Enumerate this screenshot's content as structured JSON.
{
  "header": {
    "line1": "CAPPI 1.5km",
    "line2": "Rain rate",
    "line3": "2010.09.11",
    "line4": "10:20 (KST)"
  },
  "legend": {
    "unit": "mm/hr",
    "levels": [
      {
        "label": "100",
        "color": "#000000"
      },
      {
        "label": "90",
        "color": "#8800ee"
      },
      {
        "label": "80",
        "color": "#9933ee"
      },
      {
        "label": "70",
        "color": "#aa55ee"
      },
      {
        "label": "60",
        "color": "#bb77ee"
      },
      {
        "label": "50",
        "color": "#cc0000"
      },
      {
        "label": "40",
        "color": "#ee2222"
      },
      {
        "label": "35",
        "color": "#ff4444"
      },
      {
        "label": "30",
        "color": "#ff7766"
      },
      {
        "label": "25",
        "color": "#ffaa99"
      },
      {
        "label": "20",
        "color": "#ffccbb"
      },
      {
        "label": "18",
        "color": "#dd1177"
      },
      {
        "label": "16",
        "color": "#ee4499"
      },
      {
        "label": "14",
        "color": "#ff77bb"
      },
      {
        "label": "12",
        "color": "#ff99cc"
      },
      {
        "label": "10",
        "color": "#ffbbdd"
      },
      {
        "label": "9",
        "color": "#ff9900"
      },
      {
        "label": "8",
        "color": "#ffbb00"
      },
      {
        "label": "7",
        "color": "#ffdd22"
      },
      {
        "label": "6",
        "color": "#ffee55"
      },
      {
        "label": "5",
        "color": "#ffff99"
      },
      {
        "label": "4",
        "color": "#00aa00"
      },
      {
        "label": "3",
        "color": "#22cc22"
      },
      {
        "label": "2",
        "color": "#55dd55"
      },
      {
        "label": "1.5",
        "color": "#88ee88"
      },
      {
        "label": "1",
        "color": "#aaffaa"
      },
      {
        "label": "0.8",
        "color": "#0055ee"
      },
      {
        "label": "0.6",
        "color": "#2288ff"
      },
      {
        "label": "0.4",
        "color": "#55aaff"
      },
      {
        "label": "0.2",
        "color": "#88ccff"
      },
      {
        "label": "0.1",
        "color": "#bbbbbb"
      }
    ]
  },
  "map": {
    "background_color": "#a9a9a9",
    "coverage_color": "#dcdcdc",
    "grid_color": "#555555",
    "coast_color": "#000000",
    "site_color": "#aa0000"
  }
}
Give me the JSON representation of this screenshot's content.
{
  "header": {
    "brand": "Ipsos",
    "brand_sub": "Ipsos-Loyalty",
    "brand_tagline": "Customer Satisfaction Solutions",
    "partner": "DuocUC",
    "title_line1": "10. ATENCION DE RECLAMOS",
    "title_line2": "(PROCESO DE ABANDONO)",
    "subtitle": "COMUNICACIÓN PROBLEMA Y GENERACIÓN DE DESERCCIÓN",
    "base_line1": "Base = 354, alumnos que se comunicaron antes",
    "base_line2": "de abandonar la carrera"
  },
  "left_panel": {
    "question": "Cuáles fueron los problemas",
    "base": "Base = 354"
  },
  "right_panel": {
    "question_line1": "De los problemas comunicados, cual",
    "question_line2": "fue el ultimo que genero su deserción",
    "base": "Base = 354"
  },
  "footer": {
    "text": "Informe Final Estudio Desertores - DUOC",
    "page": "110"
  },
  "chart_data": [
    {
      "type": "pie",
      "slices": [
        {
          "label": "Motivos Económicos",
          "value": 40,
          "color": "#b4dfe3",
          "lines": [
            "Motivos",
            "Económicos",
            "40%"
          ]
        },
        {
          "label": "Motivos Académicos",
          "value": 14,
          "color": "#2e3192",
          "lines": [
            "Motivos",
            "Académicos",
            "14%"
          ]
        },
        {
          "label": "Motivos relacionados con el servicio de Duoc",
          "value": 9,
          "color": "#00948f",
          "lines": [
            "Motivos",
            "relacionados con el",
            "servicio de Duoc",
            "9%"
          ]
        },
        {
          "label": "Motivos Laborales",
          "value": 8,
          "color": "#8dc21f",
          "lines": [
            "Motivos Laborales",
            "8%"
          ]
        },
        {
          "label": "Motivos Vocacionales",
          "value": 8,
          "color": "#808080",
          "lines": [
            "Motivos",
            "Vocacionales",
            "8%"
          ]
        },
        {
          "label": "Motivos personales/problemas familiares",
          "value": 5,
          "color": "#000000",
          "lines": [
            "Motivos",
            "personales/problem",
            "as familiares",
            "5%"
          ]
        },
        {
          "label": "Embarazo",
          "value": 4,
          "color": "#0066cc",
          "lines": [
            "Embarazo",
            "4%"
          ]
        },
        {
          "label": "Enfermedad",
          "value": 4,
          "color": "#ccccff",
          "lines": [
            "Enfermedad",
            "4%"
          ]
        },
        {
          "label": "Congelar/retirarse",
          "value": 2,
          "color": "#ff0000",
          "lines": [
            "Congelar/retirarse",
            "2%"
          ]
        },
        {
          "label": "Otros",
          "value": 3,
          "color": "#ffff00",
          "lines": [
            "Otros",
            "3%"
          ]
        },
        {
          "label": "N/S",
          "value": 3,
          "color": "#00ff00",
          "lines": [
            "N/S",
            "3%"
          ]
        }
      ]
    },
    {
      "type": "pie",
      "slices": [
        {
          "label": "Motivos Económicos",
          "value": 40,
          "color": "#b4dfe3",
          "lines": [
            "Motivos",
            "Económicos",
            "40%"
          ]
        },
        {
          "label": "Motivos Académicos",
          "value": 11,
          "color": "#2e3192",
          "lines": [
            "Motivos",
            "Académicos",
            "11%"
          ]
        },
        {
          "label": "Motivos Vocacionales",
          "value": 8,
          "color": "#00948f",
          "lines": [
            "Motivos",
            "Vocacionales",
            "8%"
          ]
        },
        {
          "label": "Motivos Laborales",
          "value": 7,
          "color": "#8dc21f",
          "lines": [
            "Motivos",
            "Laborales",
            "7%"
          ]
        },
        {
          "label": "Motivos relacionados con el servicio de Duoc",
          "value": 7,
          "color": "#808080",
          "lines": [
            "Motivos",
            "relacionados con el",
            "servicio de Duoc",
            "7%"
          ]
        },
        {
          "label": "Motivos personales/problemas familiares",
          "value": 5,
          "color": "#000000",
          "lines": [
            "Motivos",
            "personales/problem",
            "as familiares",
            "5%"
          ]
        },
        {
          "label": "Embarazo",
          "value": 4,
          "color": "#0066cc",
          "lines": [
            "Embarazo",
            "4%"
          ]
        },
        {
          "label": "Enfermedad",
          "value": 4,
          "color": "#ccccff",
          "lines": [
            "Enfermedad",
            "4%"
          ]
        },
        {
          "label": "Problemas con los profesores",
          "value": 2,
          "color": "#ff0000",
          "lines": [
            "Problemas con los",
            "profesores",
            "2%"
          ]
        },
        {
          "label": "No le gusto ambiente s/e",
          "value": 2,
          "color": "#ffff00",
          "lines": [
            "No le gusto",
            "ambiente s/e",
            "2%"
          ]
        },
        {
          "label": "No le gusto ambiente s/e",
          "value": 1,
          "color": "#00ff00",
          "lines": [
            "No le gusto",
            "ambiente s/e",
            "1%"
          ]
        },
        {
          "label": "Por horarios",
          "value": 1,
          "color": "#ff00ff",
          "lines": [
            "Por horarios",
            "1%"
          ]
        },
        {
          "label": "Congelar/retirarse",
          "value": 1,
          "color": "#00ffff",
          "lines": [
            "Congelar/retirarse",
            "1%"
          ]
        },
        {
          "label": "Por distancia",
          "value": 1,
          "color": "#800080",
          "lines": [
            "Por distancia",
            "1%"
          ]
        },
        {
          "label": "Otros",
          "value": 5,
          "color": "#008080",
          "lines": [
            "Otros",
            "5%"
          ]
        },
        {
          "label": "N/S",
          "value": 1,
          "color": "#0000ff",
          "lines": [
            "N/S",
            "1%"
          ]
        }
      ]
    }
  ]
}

TO BE DONE —
Type out all of the material again, word for word.

THE COMPLETED TASK —
Enumerate this screenshot's content as structured JSON.
{
  "header": {
    "line1": "CAPPI 1.5km",
    "line2": "Rain rate",
    "line3": "2010.09.11",
    "line4": "10:20 (KST)"
  },
  "legend": {
    "unit": "mm/hr",
    "levels": [
      {
        "label": "100",
        "color": "#000000"
      },
      {
        "label": "90",
        "color": "#8800ee"
      },
      {
        "label": "80",
        "color": "#9933ee"
      },
      {
        "label": "70",
        "color": "#aa55ee"
      },
      {
        "label": "60",
        "color": "#bb77ee"
      },
      {
        "label": "50",
        "color": "#cc0000"
      },
      {
        "label": "40",
        "color": "#ee2222"
      },
      {
        "label": "35",
        "color": "#ff4444"
      },
      {
        "label": "30",
        "color": "#ff7766"
      },
      {
        "label": "25",
        "color": "#ffaa99"
      },
      {
        "label": "20",
        "color": "#ffccbb"
      },
      {
        "label": "18",
        "color": "#dd1177"
      },
      {
        "label": "16",
        "color": "#ee4499"
      },
      {
        "label": "14",
        "color": "#ff77bb"
      },
      {
        "label": "12",
        "color": "#ff99cc"
      },
      {
        "label": "10",
        "color": "#ffbbdd"
      },
      {
        "label": "9",
        "color": "#ff9900"
      },
      {
        "label": "8",
        "color": "#ffbb00"
      },
      {
        "label": "7",
        "color": "#ffdd22"
      },
      {
        "label": "6",
        "color": "#ffee55"
      },
      {
        "label": "5",
        "color": "#ffff99"
      },
      {
        "label": "4",
        "color": "#00aa00"
      },
      {
        "label": "3",
        "color": "#22cc22"
      },
      {
        "label": "2",
        "color": "#55dd55"
      },
      {
        "label": "1.5",
        "color": "#88ee88"
      },
      {
        "label": "1",
        "color": "#aaffaa"
      },
      {
        "label": "0.8",
        "color": "#0055ee"
      },
      {
        "label": "0.6",
        "color": "#2288ff"
      },
      {
        "label": "0.4",
        "color": "#55aaff"
      },
      {
        "label": "0.2",
        "color": "#88ccff"
      },
      {
        "label": "0.1",
        "color": "#bbbbbb"
      }
    ]
  },
  "map": {
    "background_color": "#a9a9a9",
    "coverage_color": "#dcdcdc",
    "grid_color": "#555555",
    "coast_color": "#000000",
    "site_color": "#aa0000"
  }
}
Give me the JSON representation of this screenshot's content.
{
  "header": {
    "brand": "Ipsos",
    "brand_sub": "Ipsos-Loyalty",
    "brand_tagline": "Customer Satisfaction Solutions",
    "partner": "DuocUC",
    "title_line1": "10. ATENCION DE RECLAMOS",
    "title_line2": "(PROCESO DE ABANDONO)",
    "subtitle": "COMUNICACIÓN PROBLEMA Y GENERACIÓN DE DESERCCIÓN",
    "base_line1": "Base = 354, alumnos que se comunicaron antes",
    "base_line2": "de abandonar la carrera"
  },
  "left_panel": {
    "question": "Cuáles fueron los problemas",
    "base": "Base = 354"
  },
  "right_panel": {
    "question_line1": "De los problemas comunicados, cual",
    "question_line2": "fue el ultimo que genero su deserción",
    "base": "Base = 354"
  },
  "footer": {
    "text": "Informe Final Estudio Desertores - DUOC",
    "page": "110"
  },
  "chart_data": [
    {
      "type": "pie",
      "slices": [
        {
          "label": "Motivos Económicos",
          "value": 40,
          "color": "#b4dfe3",
          "lines": [
            "Motivos",
            "Económicos",
            "40%"
          ]
        },
        {
          "label": "Motivos Académicos",
          "value": 14,
          "color": "#2e3192",
          "lines": [
            "Motivos",
            "Académicos",
            "14%"
          ]
        },
        {
          "label": "Motivos relacionados con el servicio de Duoc",
          "value": 9,
          "color": "#00948f",
          "lines": [
            "Motivos",
            "relacionados con el",
            "servicio de Duoc",
            "9%"
          ]
        },
        {
          "label": "Motivos Laborales",
          "value": 8,
          "color": "#8dc21f",
          "lines": [
            "Motivos Laborales",
            "8%"
          ]
        },
        {
          "label": "Motivos Vocacionales",
          "value": 8,
          "color": "#808080",
          "lines": [
            "Motivos",
            "Vocacionales",
            "8%"
          ]
        },
        {
          "label": "Motivos personales/problemas familiares",
          "value": 5,
          "color": "#000000",
          "lines": [
            "Motivos",
            "personales/problem",
            "as familiares",
            "5%"
          ]
        },
        {
          "label": "Embarazo",
          "value": 4,
          "color": "#0066cc",
          "lines": [
            "Embarazo",
            "4%"
          ]
        },
        {
          "label": "Enfermedad",
          "value": 4,
          "color": "#ccccff",
          "lines": [
            "Enfermedad",
            "4%"
          ]
        },
        {
          "label": "Congelar/retirarse",
          "value": 2,
          "color": "#ff0000",
          "lines": [
            "Congelar/retirarse",
            "2%"
          ]
        },
        {
          "label": "Otros",
          "value": 3,
          "color": "#ffff00",
          "lines": [
            "Otros",
            "3%"
          ]
        },
        {
          "label": "N/S",
          "value": 3,
          "color": "#00ff00",
          "lines": [
            "N/S",
            "3%"
          ]
        }
      ]
    },
    {
      "type": "pie",
      "slices": [
        {
          "label": "Motivos Económicos",
          "value": 40,
          "color": "#b4dfe3",
          "lines": [
            "Motivos",
            "Económicos",
            "40%"
          ]
        },
        {
          "label": "Motivos Académicos",
          "value": 11,
          "color": "#2e3192",
          "lines": [
            "Motivos",
            "Académicos",
            "11%"
          ]
        },
        {
          "label": "Motivos Vocacionales",
          "value": 8,
          "color": "#00948f",
          "lines": [
            "Motivos",
            "Vocacionales",
            "8%"
          ]
        },
        {
          "label": "Motivos Laborales",
          "value": 7,
          "color": "#8dc21f",
          "lines": [
            "Motivos",
            "Laborales",
            "7%"
          ]
        },
        {
          "label": "Motivos relacionados con el servicio de Duoc",
          "value": 7,
          "color": "#808080",
          "lines": [
            "Motivos",
            "relacionados con el",
            "servicio de Duoc",
            "7%"
          ]
        },
        {
          "label": "Motivos personales/problemas familiares",
          "value": 5,
          "color": "#000000",
          "lines": [
            "Motivos",
            "personales/problem",
            "as familiares",
            "5%"
          ]
        },
        {
          "label": "Embarazo",
          "value": 4,
          "color": "#0066cc",
          "lines": [
            "Embarazo",
            "4%"
          ]
        },
        {
          "label": "Enfermedad",
          "value": 4,
          "color": "#ccccff",
          "lines": [
            "Enfermedad",
            "4%"
          ]
        },
        {
          "label": "Problemas con los profesores",
          "value": 2,
          "color": "#ff0000",
          "lines": [
            "Problemas con los",
            "profesores",
            "2%"
          ]
        },
        {
          "label": "No le gusto ambiente s/e",
          "value": 2,
          "color": "#ffff00",
          "lines": [
            "No le gusto",
            "ambiente s/e",
            "2%"
          ]
        },
        {
          "label": "No le gusto ambiente s/e",
          "value": 1,
          "color": "#00ff00",
          "lines": [
            "No le gusto",
            "ambiente s/e",
            "1%"
          ]
        },
        {
          "label": "Por horarios",
          "value": 1,
          "color": "#ff00ff",
          "lines": [
            "Por horarios",
            "1%"
          ]
        },
        {
          "label": "Congelar/retirarse",
          "value": 1,
          "color": "#00ffff",
          "lines": [
            "Congelar/retirarse",
            "1%"
          ]
        },
        {
          "label": "Por distancia",
          "value": 1,
          "color": "#800080",
          "lines": [
            "Por distancia",
            "1%"
          ]
        },
        {
          "label": "Otros",
          "value": 5,
          "color": "#008080",
          "lines": [
            "Otros",
            "5%"
          ]
        },
        {
          "label": "N/S",
          "value": 1,
          "color": "#0000ff",
          "lines": [
            "N/S",
            "1%"
          ]
        }
      ]
    }
  ]
}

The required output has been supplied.